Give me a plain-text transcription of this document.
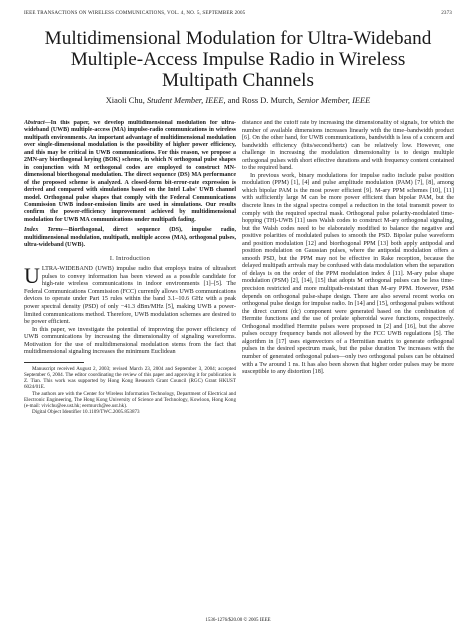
IEEE TRANSACTIONS ON WIRELESS COMMUNICATIONS, VOL. 4, NO. 5, SEPTEMBER 2005	2373
Multidimensional Modulation for Ultra-Wideband
Multiple-Access Impulse Radio in Wireless
Multipath Channels
Xiaoli Chu, Student Member, IEEE, and Ross D. Murch, Senior Member, IEEE

Abstract—In this paper, we develop multidimensional modulation for ultra-wideband (UWB) multiple-access (MA) impulse-radio communications in wireless multipath environments. An important advantage of multidimensional modulation over single-dimensional modulation is the possibility of higher power efficiency, and this may be critical in UWB communications. For this reason, we propose a 2MN-ary biorthogonal keying (BOK) scheme, in which N orthogonal pulse shapes in conjunction with M orthogonal codes are employed to construct MN-dimensional biorthogonal modulation. The direct sequence (DS) MA performance of the proposed scheme is analyzed. A closed-form bit-error-rate expression is derived and compared with simulations based on the Intel Labs' UWB channel model. Orthogonal pulse shapes that comply with the Federal Communications Commission UWB indoor-emission limits are used in simulations. Our results confirm the power-efficiency improvement achieved by multidimensional modulation for UWB MA communications under multipath fading.

Index Terms—Biorthogonal, direct sequence (DS), impulse radio, multidimensional modulation, multipath, multiple access (MA), orthogonal pulses, ultra-wideband (UWB).

I. Introduction

ULTRA-WIDEBAND (UWB) impulse radio that employs trains of ultrashort pulses to convey information has been viewed as a possible candidate for high-rate wireless communications in indoor environments [1]–[5]. The Federal Communications Commission (FCC) currently allows UWB communications devices to operate under Part 15 rules within the band 3.1–10.6 GHz with a peak power spectral density (PSD) of only −41.3 dBm/MHz [5], making UWB a power-limited communications method. Therefore, UWB modulation schemes are desired to be power efficient.

In this paper, we investigate the potential of improving the power efficiency of UWB communications by increasing the dimensionality of signaling waveforms. Motivation for the use of multidimensional modulation stems from the fact that multidimensional signaling increases the minimum Euclidean

Manuscript received August 2, 2003; revised March 23, 2004 and September 3, 2004; accepted September 6, 2004. The editor coordinating the review of this paper and approving it for publication is Z. Tian. This work was supported by Hong Kong Research Grant Council (RGC) Grant HKUST 6024/01E.

The authors are with the Center for Wireless Information Technology, Department of Electrical and Electronic Engineering, The Hong Kong University of Science and Technology, Kowloon, Hong Kong (e-mail: vivichu@ee.ust.hk; eermurch@ee.ust.hk).

Digital Object Identifier 10.1109/TWC.2005.853873

distance and the cutoff rate by increasing the dimensionality of signals, for which the number of available dimensions increases linearly with the time–bandwidth product [6]. On the other hand, for UWB communications, bandwidth is less of a concern and bandwidth efficiency (bits/second/hertz) can be relatively low. However, one challenge in increasing the modulation dimensionality is to design multiple orthogonal pulses with short effective durations and with frequency content contained to the required band.

In previous work, binary modulations for impulse radio include pulse position modulation (PPM) [1], [4] and pulse amplitude modulation (PAM) [7], [8], among which bipolar PAM is the most power efficient [9]. M-ary PPM schemes [10], [11] with sufficiently large M can be more power efficient than bipolar PAM, but the discrete lines in the signal spectra compel a reduction in the total transmit power to comply with the required spectral mask. Orthogonal pulse polarity-modulated time-hopping (TH)-UWB [11] uses Walsh codes to construct M-ary orthogonal signaling, but the Walsh codes need to be elaborately modified to balance the negative and positive polarities of modulated pulses to smooth the PSD. Bipolar pulse waveform and position modulation [12] and biorthogonal PPM [13] both apply antipodal and position modulation on Gaussian pulses, where the antipodal modulation offers a smooth PSD, but the PPM may not be effective in Rake reception, because the delayed multipath arrivals may be confused with data modulation when the separation of delays is on the order of the PPM modulation index δ [11]. M-ary pulse shape modulation (PSM) [2], [14], [15] that adopts M orthogonal pulses can be less time-precision restricted and more multipath-resistant than M-ary PPM. However, PSM depends on orthogonal pulse-shape design. There are also several recent works on orthogonal pulse design for impulse radio. In [14] and [15], orthogonal pulses without the direct current (dc) component were generated based on the combination of Hermite functions and the use of prolate spheroidal wave functions, respectively. Orthogonal modified Hermite pulses were proposed in [2] and [16], but the above pulses occupy frequency bands not allowed by the FCC UWB regulations [5]. The algorithm in [17] uses eigenvectors of a Hermitian matrix to generate orthogonal pulses in the desired spectrum mask, but the pulse duration Tw increases with the number of generated orthogonal pulses—only two orthogonal pulses can be obtained with a Tw around 1 ns. It has also been shown that higher order pulses may be more susceptible to any distortion [18].

1536-1276/$20.00 © 2005 IEEE
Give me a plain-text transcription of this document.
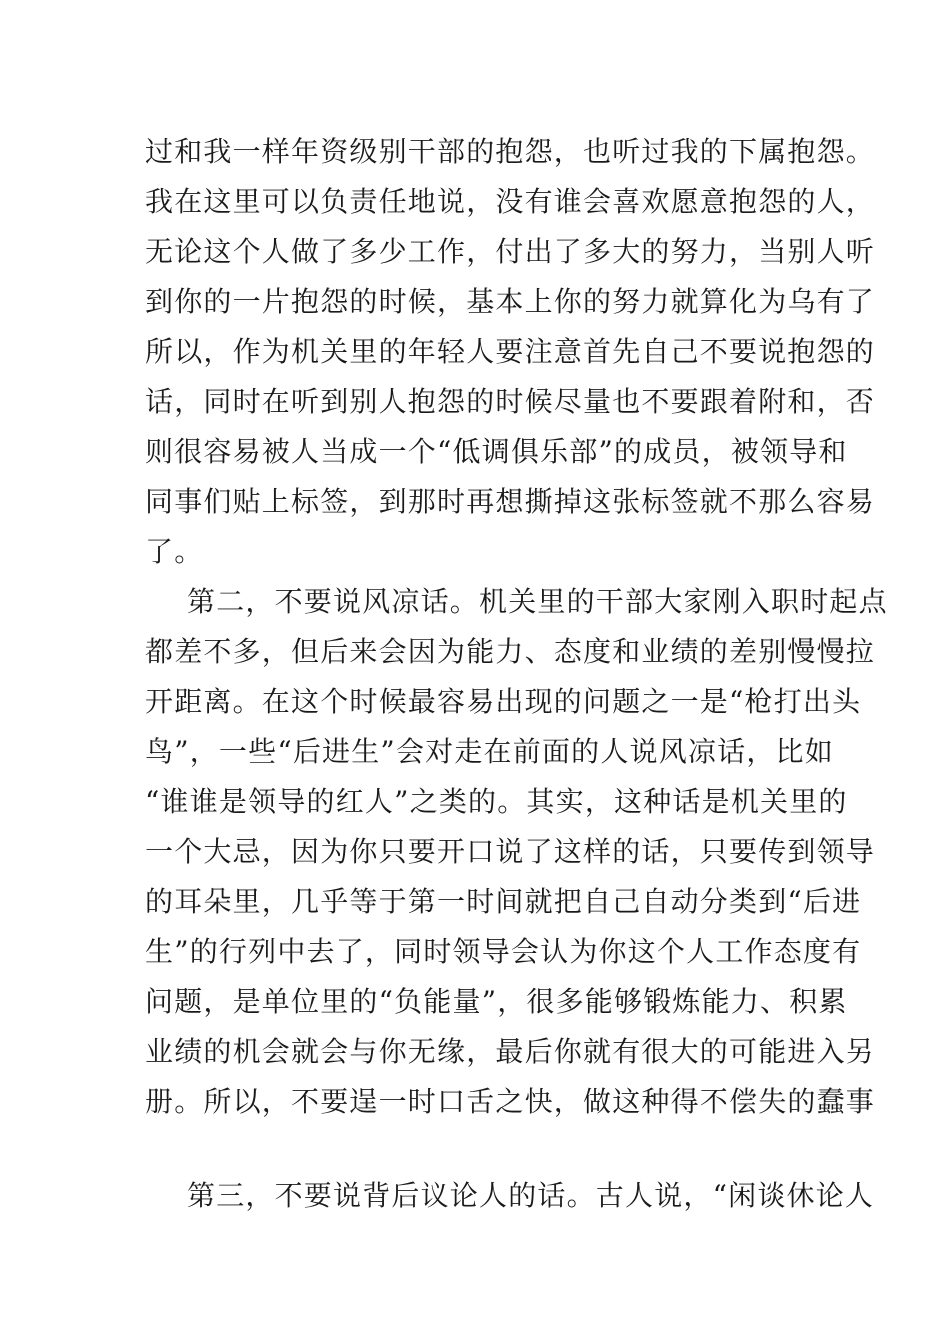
过和我一样年资级别干部的抱怨，也听过我的下属抱怨。
我在这里可以负责任地说，没有谁会喜欢愿意抱怨的人，
无论这个人做了多少工作，付出了多大的努力，当别人听
到你的一片抱怨的时候，基本上你的努力就算化为乌有了
所以，作为机关里的年轻人要注意首先自己不要说抱怨的
话，同时在听到别人抱怨的时候尽量也不要跟着附和，否
则很容易被人当成一个“低调俱乐部”的成员，被领导和
同事们贴上标签，到那时再想撕掉这张标签就不那么容易
了。
第二，不要说风凉话。机关里的干部大家刚入职时起点
都差不多，但后来会因为能力、态度和业绩的差别慢慢拉
开距离。在这个时候最容易出现的问题之一是“枪打出头
鸟”，一些“后进生”会对走在前面的人说风凉话，比如
“谁谁是领导的红人”之类的。其实，这种话是机关里的
一个大忌，因为你只要开口说了这样的话，只要传到领导
的耳朵里，几乎等于第一时间就把自己自动分类到“后进
生”的行列中去了，同时领导会认为你这个人工作态度有
问题，是单位里的“负能量”，很多能够锻炼能力、积累
业绩的机会就会与你无缘，最后你就有很大的可能进入另
册。所以，不要逞一时口舌之快，做这种得不偿失的蠢事
第三，不要说背后议论人的话。古人说，“闲谈休论人
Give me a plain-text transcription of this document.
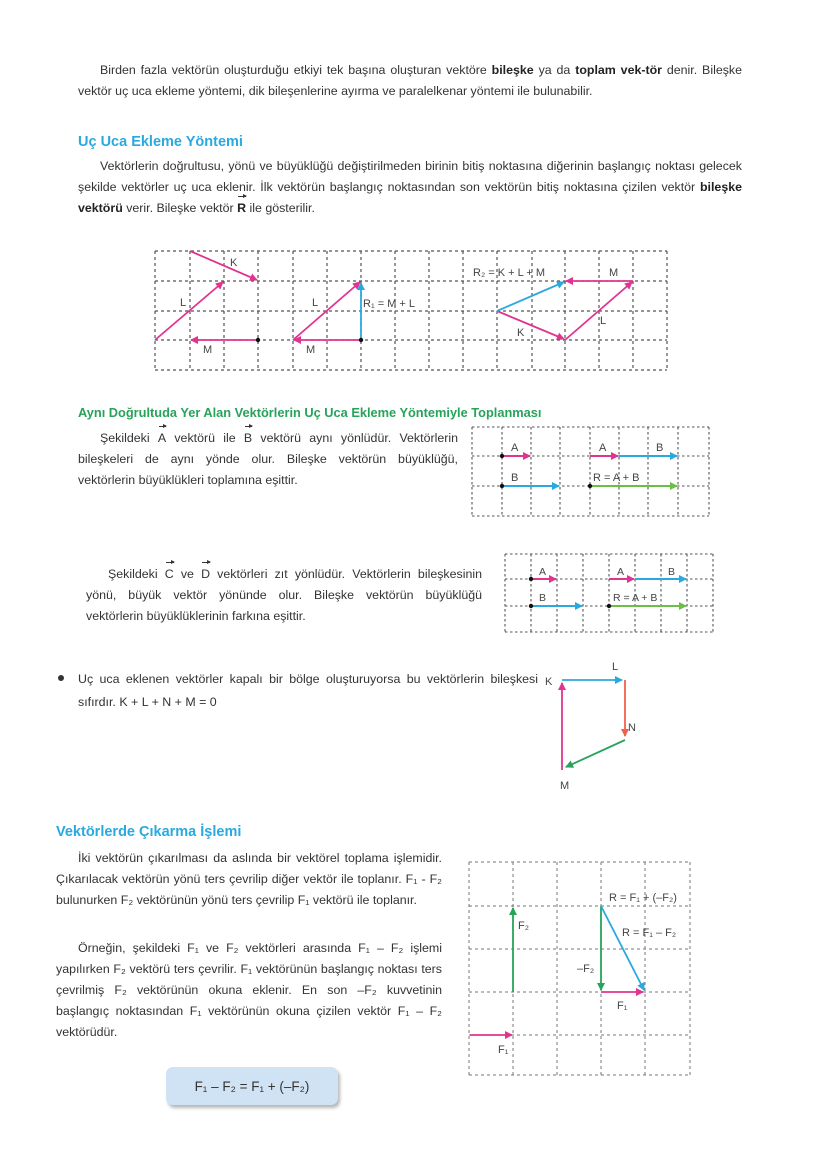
Birden fazla vektörün oluşturduğu etkiyi tek başına oluşturan vektöre bileşke ya da toplam vek-tör denir. Bileşke vektör uç uca ekleme yöntemi, dik bileşenlerine ayırma ve paralelkenar yöntemi ile bulunabilir.
Uç Uca Ekleme Yöntemi
Vektörlerin doğrultusu, yönü ve büyüklüğü değiştirilmeden birinin bitiş noktasına diğerinin başlangıç noktası gelecek şekilde vektörler uç uca eklenir. İlk vektörün başlangıç noktasından son vektörün bitiş noktasına çizilen vektör bileşke vektörü verir. Bileşke vektör R ile gösterilir.
K
L
M
L
M
R₁ = M + L
R₂ = K + L + M
K
L
M
Aynı Doğrultuda Yer Alan Vektörlerin Uç Uca Ekleme Yöntemiyle Toplanması
Şekildeki A vektörü ile B vektörü aynı yönlüdür. Vektörlerin bileşkeleri de aynı yönde olur. Bileşke vektörün büyüklüğü, vektörlerin büyüklükleri toplamına eşittir.
A
B
A	B
R = A + B
Şekildeki C ve D vektörleri zıt yönlüdür. Vektörlerin bileşkesinin yönü, büyük vektör yönünde olur. Bileşke vektörün büyüklüğü vektörlerin büyüklüklerinin farkına eşittir.
A
B
A	B
R = A + B
Uç uca eklenen vektörler kapalı bir bölge oluşturuyorsa bu vektörlerin bileşkesi sıfırdır. K + L + N + M = 0
K
L
N
M
Vektörlerde Çıkarma İşlemi
İki vektörün çıkarılması da aslında bir vektörel toplama işlemidir. Çıkarılacak vektörün yönü ters çevrilip diğer vektör ile toplanır. F₁ - F₂ bulunurken F₂ vektörünün yönü ters çevrilip F₁ vektörü ile toplanır.
Örneğin, şekildeki F₁ ve F₂ vektörleri arasında F₁ – F₂ işlemi yapılırken F₂ vektörü ters çevrilir. F₁ vektörünün başlangıç noktası ters çevrilmiş F₂ vektörünün okuna eklenir. En son –F₂ kuvvetinin başlangıç noktasından F₁ vektörünün okuna çizilen vektör F₁ – F₂ vektörüdür.
F₁ – F₂ = F₁ + (–F₂)
F₁
F₂
–F₂
F₁
R = F₁ + (–F₂)
R = F₁ – F₂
------------
Search the records for the word "Kong". Copy every line that has it.

◆ Solution
Manuscript received August 2, 2003; revised March 23, 2004 and September 3, 2004; accepted September 6, 2004. The editor coordinating the review of this paper and approving it for publication is Z. Tian. This work was supported by Hong Kong Research Grant Council (RGC) Grant HKUST 6024/01E.
The authors are with the Center for Wireless Information Technology, Department of Electrical and Electronic Engineering, The Hong Kong University of Science and Technology, Kowloon, Hong Kong (e-mail: vivichu@ee.ust.hk; eermurch@ee.ust.hk).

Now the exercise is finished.